::: Provided material

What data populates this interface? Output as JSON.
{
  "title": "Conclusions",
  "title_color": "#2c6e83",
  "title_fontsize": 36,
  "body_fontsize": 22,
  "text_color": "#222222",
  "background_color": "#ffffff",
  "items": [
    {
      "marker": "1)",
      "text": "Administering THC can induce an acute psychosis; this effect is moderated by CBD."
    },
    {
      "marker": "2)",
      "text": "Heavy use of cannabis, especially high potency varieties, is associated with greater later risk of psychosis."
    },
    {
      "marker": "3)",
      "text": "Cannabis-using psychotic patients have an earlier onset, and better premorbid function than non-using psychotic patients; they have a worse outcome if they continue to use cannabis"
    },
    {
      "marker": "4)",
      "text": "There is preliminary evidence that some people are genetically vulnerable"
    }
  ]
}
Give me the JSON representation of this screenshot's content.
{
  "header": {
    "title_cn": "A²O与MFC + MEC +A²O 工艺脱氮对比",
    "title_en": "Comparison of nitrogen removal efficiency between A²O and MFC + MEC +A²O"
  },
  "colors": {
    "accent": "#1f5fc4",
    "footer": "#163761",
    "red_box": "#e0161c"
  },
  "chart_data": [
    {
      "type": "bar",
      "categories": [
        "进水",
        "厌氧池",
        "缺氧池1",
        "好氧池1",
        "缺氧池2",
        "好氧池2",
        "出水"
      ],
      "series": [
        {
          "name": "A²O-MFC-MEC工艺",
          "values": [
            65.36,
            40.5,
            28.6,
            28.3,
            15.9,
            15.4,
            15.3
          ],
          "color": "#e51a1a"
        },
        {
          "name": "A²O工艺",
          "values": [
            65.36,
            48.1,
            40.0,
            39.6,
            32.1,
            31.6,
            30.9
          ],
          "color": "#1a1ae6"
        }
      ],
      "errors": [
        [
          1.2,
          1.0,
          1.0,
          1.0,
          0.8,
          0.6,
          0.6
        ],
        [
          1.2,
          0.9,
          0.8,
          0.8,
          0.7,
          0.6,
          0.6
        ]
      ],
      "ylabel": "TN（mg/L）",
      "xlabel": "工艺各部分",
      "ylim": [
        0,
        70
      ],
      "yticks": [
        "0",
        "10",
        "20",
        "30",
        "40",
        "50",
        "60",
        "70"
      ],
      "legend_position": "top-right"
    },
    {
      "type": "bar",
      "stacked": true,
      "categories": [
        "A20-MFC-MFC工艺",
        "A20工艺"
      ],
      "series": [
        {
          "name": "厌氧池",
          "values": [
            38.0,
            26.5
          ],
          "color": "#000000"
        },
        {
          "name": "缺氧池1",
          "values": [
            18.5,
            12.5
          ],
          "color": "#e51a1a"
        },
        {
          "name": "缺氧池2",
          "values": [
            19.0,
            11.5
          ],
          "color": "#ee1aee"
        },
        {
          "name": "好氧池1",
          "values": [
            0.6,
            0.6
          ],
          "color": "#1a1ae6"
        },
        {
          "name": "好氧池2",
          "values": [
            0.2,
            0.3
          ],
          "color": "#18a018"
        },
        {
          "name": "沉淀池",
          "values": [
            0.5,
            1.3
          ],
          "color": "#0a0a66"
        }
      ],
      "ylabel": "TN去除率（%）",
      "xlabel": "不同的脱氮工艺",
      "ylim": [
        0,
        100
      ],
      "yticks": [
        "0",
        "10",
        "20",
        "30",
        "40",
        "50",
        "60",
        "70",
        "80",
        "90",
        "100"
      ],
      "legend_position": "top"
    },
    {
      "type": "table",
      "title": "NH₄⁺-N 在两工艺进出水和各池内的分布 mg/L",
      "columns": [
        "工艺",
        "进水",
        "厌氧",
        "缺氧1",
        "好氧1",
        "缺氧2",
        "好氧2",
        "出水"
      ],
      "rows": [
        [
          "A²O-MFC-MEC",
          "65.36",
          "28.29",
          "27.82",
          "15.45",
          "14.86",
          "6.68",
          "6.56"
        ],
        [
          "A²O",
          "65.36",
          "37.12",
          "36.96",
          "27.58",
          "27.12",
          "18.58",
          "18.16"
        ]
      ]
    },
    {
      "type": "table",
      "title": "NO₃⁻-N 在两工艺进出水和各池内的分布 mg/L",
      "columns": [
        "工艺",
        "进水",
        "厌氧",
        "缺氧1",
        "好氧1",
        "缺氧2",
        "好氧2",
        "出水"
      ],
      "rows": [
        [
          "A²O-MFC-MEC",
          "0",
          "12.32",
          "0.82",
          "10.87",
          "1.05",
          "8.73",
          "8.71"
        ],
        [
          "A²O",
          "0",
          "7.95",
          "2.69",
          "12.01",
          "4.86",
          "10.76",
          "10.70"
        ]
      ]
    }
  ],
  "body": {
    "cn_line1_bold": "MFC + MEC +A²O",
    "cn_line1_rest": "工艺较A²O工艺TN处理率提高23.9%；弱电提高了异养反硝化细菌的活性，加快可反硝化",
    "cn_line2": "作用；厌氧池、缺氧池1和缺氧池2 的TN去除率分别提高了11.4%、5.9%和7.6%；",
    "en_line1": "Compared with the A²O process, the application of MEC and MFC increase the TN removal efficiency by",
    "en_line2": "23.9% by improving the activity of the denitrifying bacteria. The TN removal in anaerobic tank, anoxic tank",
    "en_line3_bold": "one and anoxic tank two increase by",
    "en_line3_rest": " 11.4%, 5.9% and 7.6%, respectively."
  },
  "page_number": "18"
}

::::::

▶ _Exercise goal_:
Copy all lines above where "this" is present.

▶ _Solution below_:
What data populates this interface? Output as JSON.
      "text": "Administering THC can induce an acute psychosis; this effect is moderated by CBD."
Give me the JSON representation of this screenshot's content.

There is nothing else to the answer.